>>>>

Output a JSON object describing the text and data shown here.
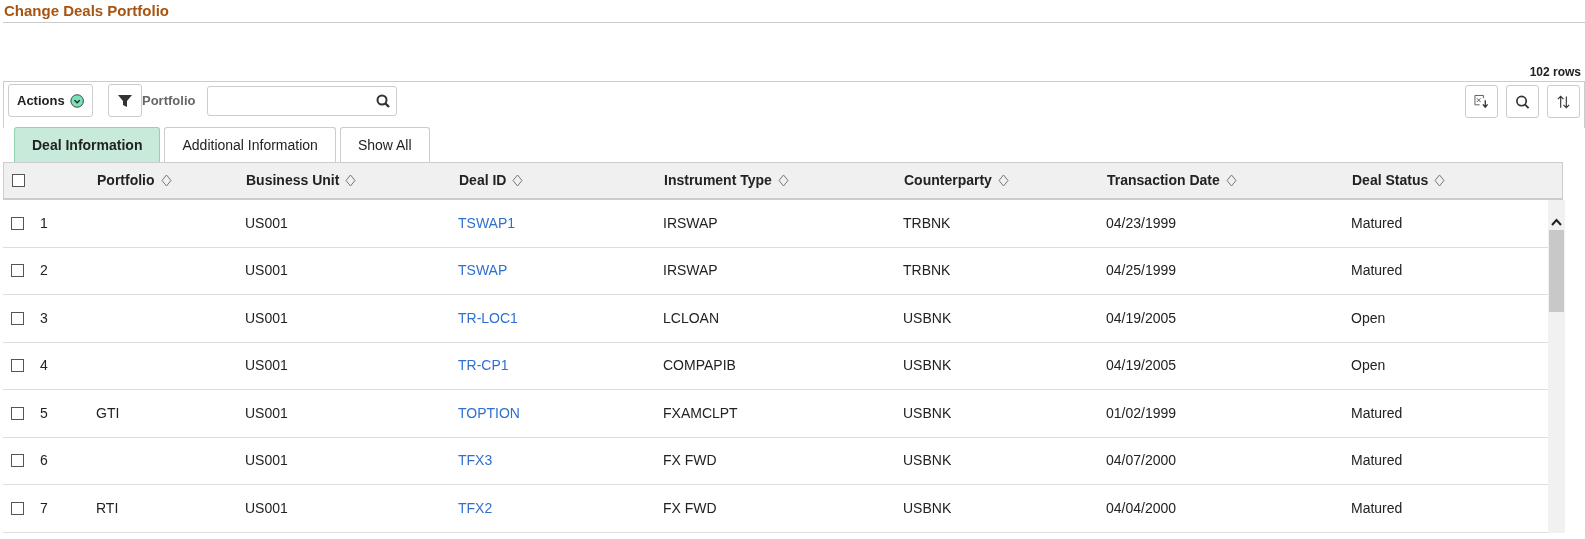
{
  "page_title": "Change Deals Portfolio",
  "row_count": "102 rows",
  "toolbar": {
    "actions_label": "Actions",
    "filter_label": "Portfolio"
  },
  "tabs": [
    {
      "label": "Deal Information",
      "selected": true
    },
    {
      "label": "Additional Information",
      "selected": false
    },
    {
      "label": "Show All",
      "selected": false
    }
  ],
  "table": {
    "select_all_checked": false,
    "columns": [
      "Portfolio",
      "Business Unit",
      "Deal ID",
      "Instrument Type",
      "Counterparty",
      "Transaction Date",
      "Deal Status"
    ],
    "rows": [
      {
        "checked": false,
        "number": "1",
        "portfolio": "",
        "business_unit": "US001",
        "deal_id": "TSWAP1",
        "instrument_type": "IRSWAP",
        "counterparty": "TRBNK",
        "transaction_date": "04/23/1999",
        "deal_status": "Matured"
      },
      {
        "checked": false,
        "number": "2",
        "portfolio": "",
        "business_unit": "US001",
        "deal_id": "TSWAP",
        "instrument_type": "IRSWAP",
        "counterparty": "TRBNK",
        "transaction_date": "04/25/1999",
        "deal_status": "Matured"
      },
      {
        "checked": false,
        "number": "3",
        "portfolio": "",
        "business_unit": "US001",
        "deal_id": "TR-LOC1",
        "instrument_type": "LCLOAN",
        "counterparty": "USBNK",
        "transaction_date": "04/19/2005",
        "deal_status": "Open"
      },
      {
        "checked": false,
        "number": "4",
        "portfolio": "",
        "business_unit": "US001",
        "deal_id": "TR-CP1",
        "instrument_type": "COMPAPIB",
        "counterparty": "USBNK",
        "transaction_date": "04/19/2005",
        "deal_status": "Open"
      },
      {
        "checked": false,
        "number": "5",
        "portfolio": "GTI",
        "business_unit": "US001",
        "deal_id": "TOPTION",
        "instrument_type": "FXAMCLPT",
        "counterparty": "USBNK",
        "transaction_date": "01/02/1999",
        "deal_status": "Matured"
      },
      {
        "checked": false,
        "number": "6",
        "portfolio": "",
        "business_unit": "US001",
        "deal_id": "TFX3",
        "instrument_type": "FX FWD",
        "counterparty": "USBNK",
        "transaction_date": "04/07/2000",
        "deal_status": "Matured"
      },
      {
        "checked": false,
        "number": "7",
        "portfolio": "RTI",
        "business_unit": "US001",
        "deal_id": "TFX2",
        "instrument_type": "FX FWD",
        "counterparty": "USBNK",
        "transaction_date": "04/04/2000",
        "deal_status": "Matured"
      }
    ]
  }
}
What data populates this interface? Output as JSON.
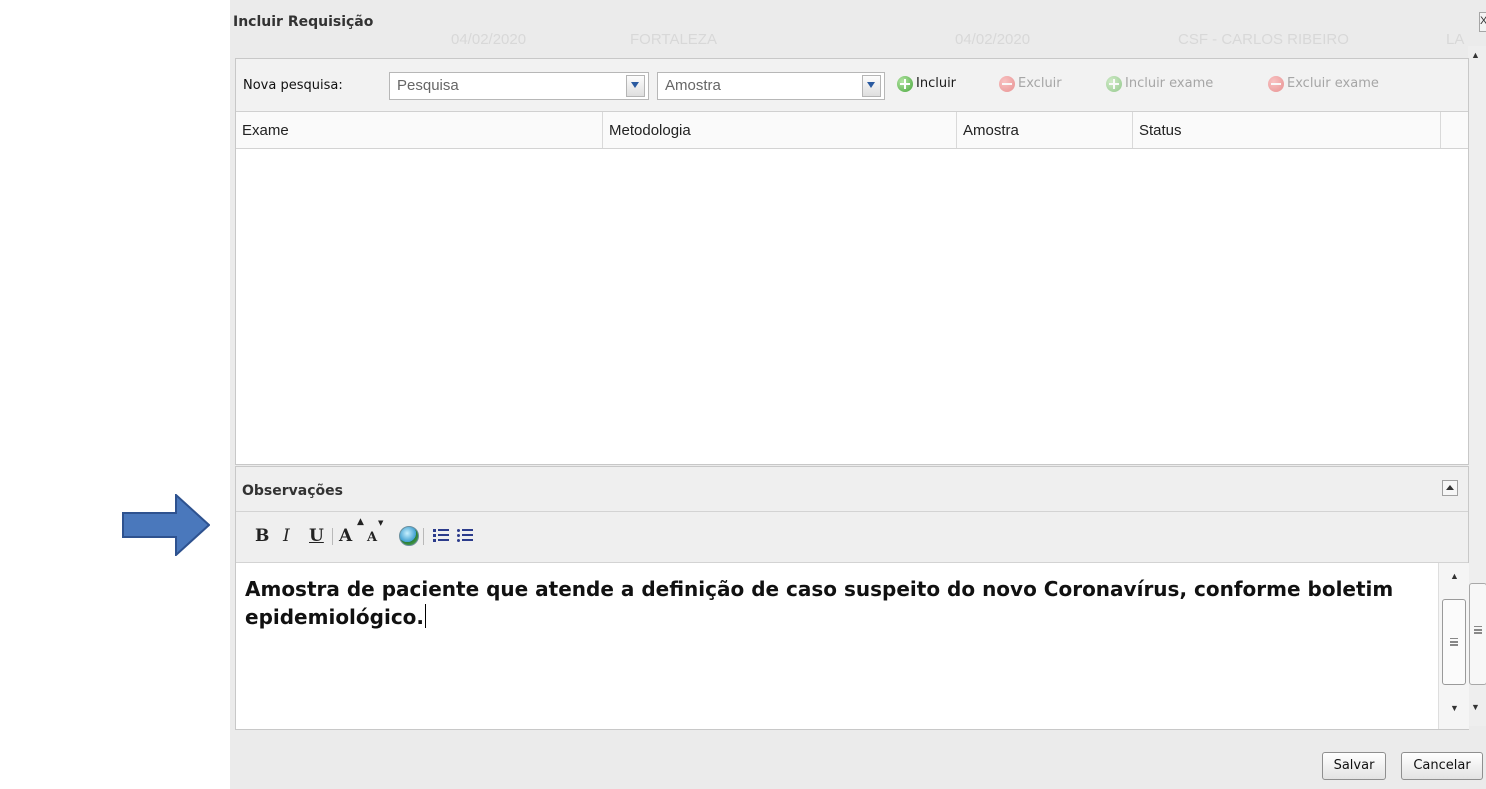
{
  "dialog": {
    "title": "Incluir Requisição",
    "background_row": [
      "04/02/2020",
      "FORTALEZA",
      "04/02/2020",
      "CSF - CARLOS RIBEIRO",
      "LA"
    ],
    "close_glyph": "X"
  },
  "toolbar": {
    "search_label": "Nova pesquisa:",
    "search_value": "Pesquisa",
    "sample_value": "Amostra",
    "add_label": "Incluir",
    "remove_label": "Excluir",
    "add_exam_label": "Incluir exame",
    "remove_exam_label": "Excluir exame"
  },
  "table": {
    "columns": [
      "Exame",
      "Metodologia",
      "Amostra",
      "Status"
    ],
    "rows": []
  },
  "observations": {
    "title": "Observações",
    "format_buttons": {
      "bold": "B",
      "italic": "I",
      "underline": "U",
      "grow_font": "A",
      "shrink_font": "A"
    },
    "text": "Amostra de paciente que atende a definição de caso suspeito do novo Coronavírus, conforme boletim epidemiológico."
  },
  "footer": {
    "save_label": "Salvar",
    "cancel_label": "Cancelar"
  },
  "colors": {
    "arrow": "#4a78bc",
    "arrow_border": "#2e528f",
    "add_icon": "#46a63a",
    "remove_icon": "#e04545"
  }
}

<<<<

Directions for this task ▸ Your task is to retype all the entries exactly and leave out any pictures.

Task answer ▸
Output a JSON object describing the text and data shown here.
{
  "page_title": "Change Deals Portfolio",
  "row_count": "102 rows",
  "toolbar": {
    "actions_label": "Actions",
    "filter_label": "Portfolio"
  },
  "tabs": [
    {
      "label": "Deal Information",
      "selected": true
    },
    {
      "label": "Additional Information",
      "selected": false
    },
    {
      "label": "Show All",
      "selected": false
    }
  ],
  "table": {
    "select_all_checked": false,
    "columns": [
      "Portfolio",
      "Business Unit",
      "Deal ID",
      "Instrument Type",
      "Counterparty",
      "Transaction Date",
      "Deal Status"
    ],
    "rows": [
      {
        "checked": false,
        "number": "1",
        "portfolio": "",
        "business_unit": "US001",
        "deal_id": "TSWAP1",
        "instrument_type": "IRSWAP",
        "counterparty": "TRBNK",
        "transaction_date": "04/23/1999",
        "deal_status": "Matured"
      },
      {
        "checked": false,
        "number": "2",
        "portfolio": "",
        "business_unit": "US001",
        "deal_id": "TSWAP",
        "instrument_type": "IRSWAP",
        "counterparty": "TRBNK",
        "transaction_date": "04/25/1999",
        "deal_status": "Matured"
      },
      {
        "checked": false,
        "number": "3",
        "portfolio": "",
        "business_unit": "US001",
        "deal_id": "TR-LOC1",
        "instrument_type": "LCLOAN",
        "counterparty": "USBNK",
        "transaction_date": "04/19/2005",
        "deal_status": "Open"
      },
      {
        "checked": false,
        "number": "4",
        "portfolio": "",
        "business_unit": "US001",
        "deal_id": "TR-CP1",
        "instrument_type": "COMPAPIB",
        "counterparty": "USBNK",
        "transaction_date": "04/19/2005",
        "deal_status": "Open"
      },
      {
        "checked": false,
        "number": "5",
        "portfolio": "GTI",
        "business_unit": "US001",
        "deal_id": "TOPTION",
        "instrument_type": "FXAMCLPT",
        "counterparty": "USBNK",
        "transaction_date": "01/02/1999",
        "deal_status": "Matured"
      },
      {
        "checked": false,
        "number": "6",
        "portfolio": "",
        "business_unit": "US001",
        "deal_id": "TFX3",
        "instrument_type": "FX FWD",
        "counterparty": "USBNK",
        "transaction_date": "04/07/2000",
        "deal_status": "Matured"
      },
      {
        "checked": false,
        "number": "7",
        "portfolio": "RTI",
        "business_unit": "US001",
        "deal_id": "TFX2",
        "instrument_type": "FX FWD",
        "counterparty": "USBNK",
        "transaction_date": "04/04/2000",
        "deal_status": "Matured"
      }
    ]
  }
}
What data populates this interface? Output as JSON.
{
  "dialog": {
    "title": "Incluir Requisição",
    "background_row": [
      "04/02/2020",
      "FORTALEZA",
      "04/02/2020",
      "CSF - CARLOS RIBEIRO",
      "LA"
    ],
    "close_glyph": "X"
  },
  "toolbar": {
    "search_label": "Nova pesquisa:",
    "search_value": "Pesquisa",
    "sample_value": "Amostra",
    "add_label": "Incluir",
    "remove_label": "Excluir",
    "add_exam_label": "Incluir exame",
    "remove_exam_label": "Excluir exame"
  },
  "table": {
    "columns": [
      "Exame",
      "Metodologia",
      "Amostra",
      "Status"
    ],
    "rows": []
  },
  "observations": {
    "title": "Observações",
    "format_buttons": {
      "bold": "B",
      "italic": "I",
      "underline": "U",
      "grow_font": "A",
      "shrink_font": "A"
    },
    "text": "Amostra de paciente que atende a definição de caso suspeito do novo Coronavírus, conforme boletim epidemiológico."
  },
  "footer": {
    "save_label": "Salvar",
    "cancel_label": "Cancelar"
  },
  "colors": {
    "arrow": "#4a78bc",
    "arrow_border": "#2e528f",
    "add_icon": "#46a63a",
    "remove_icon": "#e04545"
  }
}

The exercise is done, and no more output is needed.